# Source records start
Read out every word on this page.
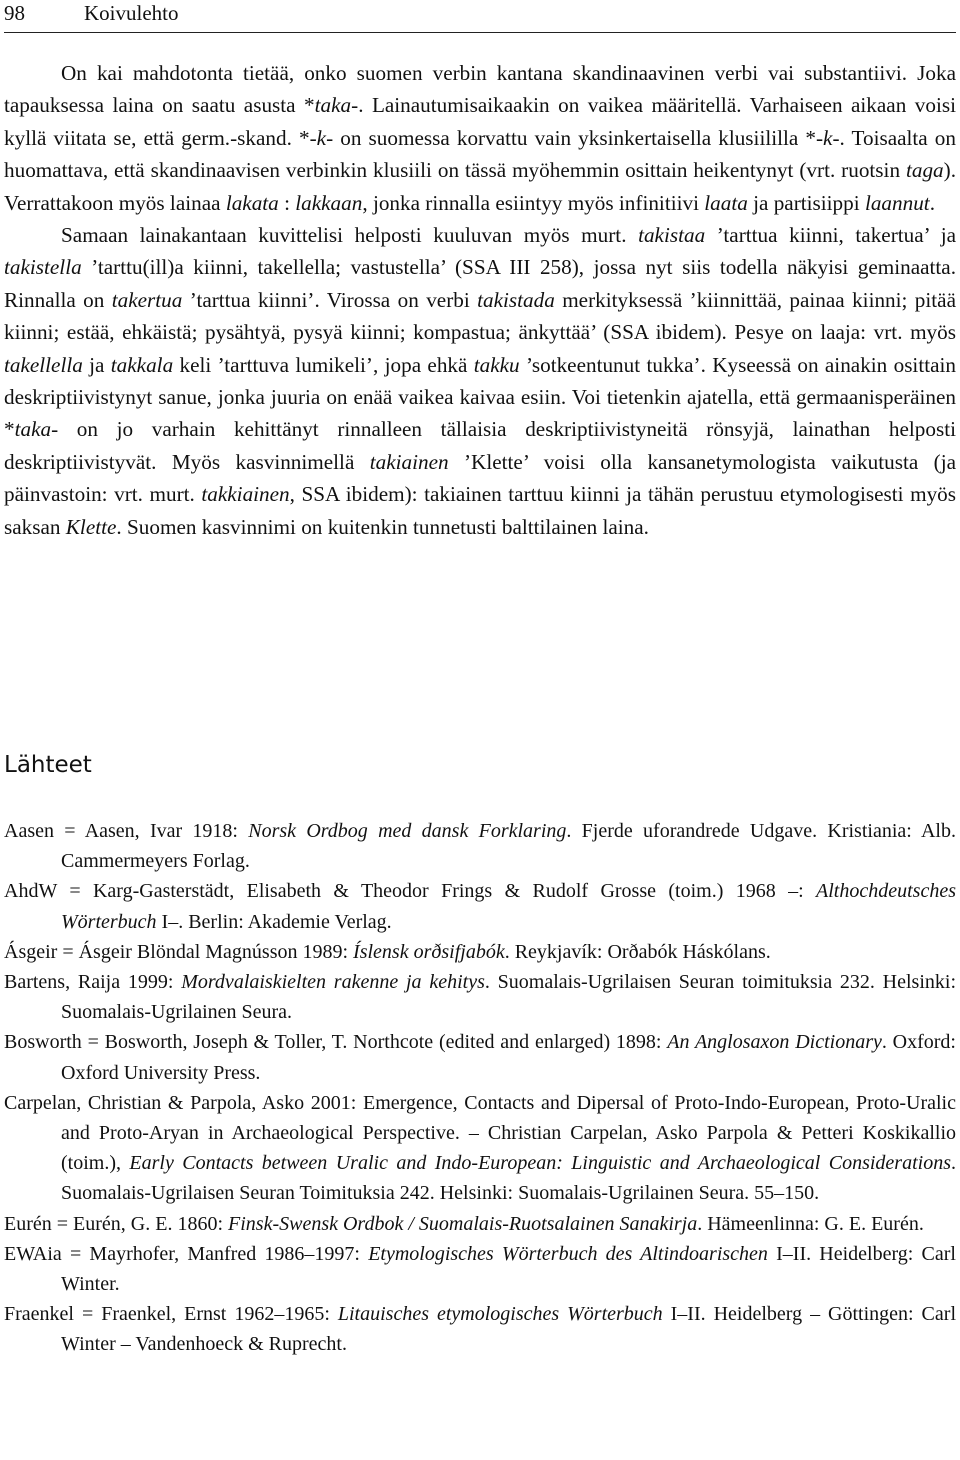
98	Koivulehto

On kai mahdotonta tietää, onko suomen verbin kantana skandinaavinen verbi vai substantiivi. Joka tapauksessa laina on saatu asusta *taka-. Lainautumisaikaakin on vaikea määritellä. Varhaiseen aikaan voisi kyllä viitata se, että germ.-skand. *-k- on suomessa korvattu vain yksinkertaisella klusiililla *-k-. Toisaalta on huomattava, että skandinaavisen verbinkin klusiili on tässä myöhemmin osittain heikentynyt (vrt. ruotsin taga). Verrattakoon myös lainaa lakata : lakkaan, jonka rinnalla esiintyy myös infinitiivi laata ja partisiippi laannut.

Samaan lainakantaan kuvittelisi helposti kuuluvan myös murt. takistaa ’tarttua kiinni, takertua’ ja takistella ’tarttu(ill)a kiinni, takellella; vastustella’ (SSA III 258), jossa nyt siis todella näkyisi geminaatta. Rinnalla on takertua ’tarttua kiinni’. Virossa on verbi takistada merkityksessä ’kiinnittää, painaa kiinni; pitää kiinni; estää, ehkäistä; pysähtyä, pysyä kiinni; kompastua; änkyttää’ (SSA ibidem). Pesye on laaja: vrt. myös takellella ja takkala keli ’tarttuva lumikeli’, jopa ehkä takku ’sotkeentunut tukka’. Kyseessä on ainakin osittain deskriptiivistynyt sanue, jonka juuria on enää vaikea kaivaa esiin. Voi tietenkin ajatella, että germaanisperäinen *taka- on jo varhain kehittänyt rinnalleen tällaisia deskriptiivistyneitä rönsyjä, lainathan helposti deskriptiivistyvät. Myös kasvinnimellä takiainen ’Klette’ voisi olla kansanetymologista vaikutusta (ja päinvastoin: vrt. murt. takkiainen, SSA ibidem): takiainen tarttuu kiinni ja tähän perustuu etymologisesti myös saksan Klette. Suomen kasvinnimi on kuitenkin tunnetusti balttilainen laina.

Lähteet

Aasen = Aasen, Ivar 1918: Norsk Ordbog med dansk Forklaring. Fjerde uforandrede Udgave. Kristiania: Alb. Cammermeyers Forlag.

AhdW = Karg-Gasterstädt, Elisabeth & Theodor Frings & Rudolf Grosse (toim.) 1968 –: Althochdeutsches Wörterbuch I–. Berlin: Akademie Verlag.

Ásgeir = Ásgeir Blöndal Magnússon 1989: Íslensk orðsifjabók. Reykjavík: Orðabók Háskólans.

Bartens, Raija 1999: Mordvalaiskielten rakenne ja kehitys. Suomalais-Ugrilaisen Seuran toimituksia 232. Helsinki: Suomalais-Ugrilainen Seura.

Bosworth = Bosworth, Joseph & Toller, T. Northcote (edited and enlarged) 1898: An Anglosaxon Dictionary. Oxford: Oxford University Press.

Carpelan, Christian & Parpola, Asko 2001: Emergence, Contacts and Dipersal of Proto-Indo-European, Proto-Uralic and Proto-Aryan in Archaeological Perspective. – Christian Carpelan, Asko Parpola & Petteri Koskikallio (toim.), Early Contacts between Uralic and Indo-European: Linguistic and Archaeological Considerations. Suomalais-Ugrilaisen Seuran Toimituksia 242. Helsinki: Suomalais-Ugrilainen Seura. 55–150.

Eurén = Eurén, G. E. 1860: Finsk-Swensk Ordbok / Suomalais-Ruotsalainen Sanakirja. Hämeenlinna: G. E. Eurén.

EWAia = Mayrhofer, Manfred 1986–1997: Etymologisches Wörterbuch des Altindoarischen I–II. Heidelberg: Carl Winter.

Fraenkel = Fraenkel, Ernst 1962–1965: Litauisches etymologisches Wörterbuch I–II. Heidelberg – Göttingen: Carl Winter – Vandenhoeck & Ruprecht.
# Source records end
Written request -
Find each line that has the word "Carl", then copy it out.

Solution to this exercise -
EWAia = Mayrhofer, Manfred 1986–1997: Etymologisches Wörterbuch des Altindoarischen I–II. Heidelberg: Carl Winter.
Fraenkel = Fraenkel, Ernst 1962–1965: Litauisches etymologisches Wörterbuch I–II. Heidelberg – Göttingen: Carl Winter – Vandenhoeck & Ruprecht.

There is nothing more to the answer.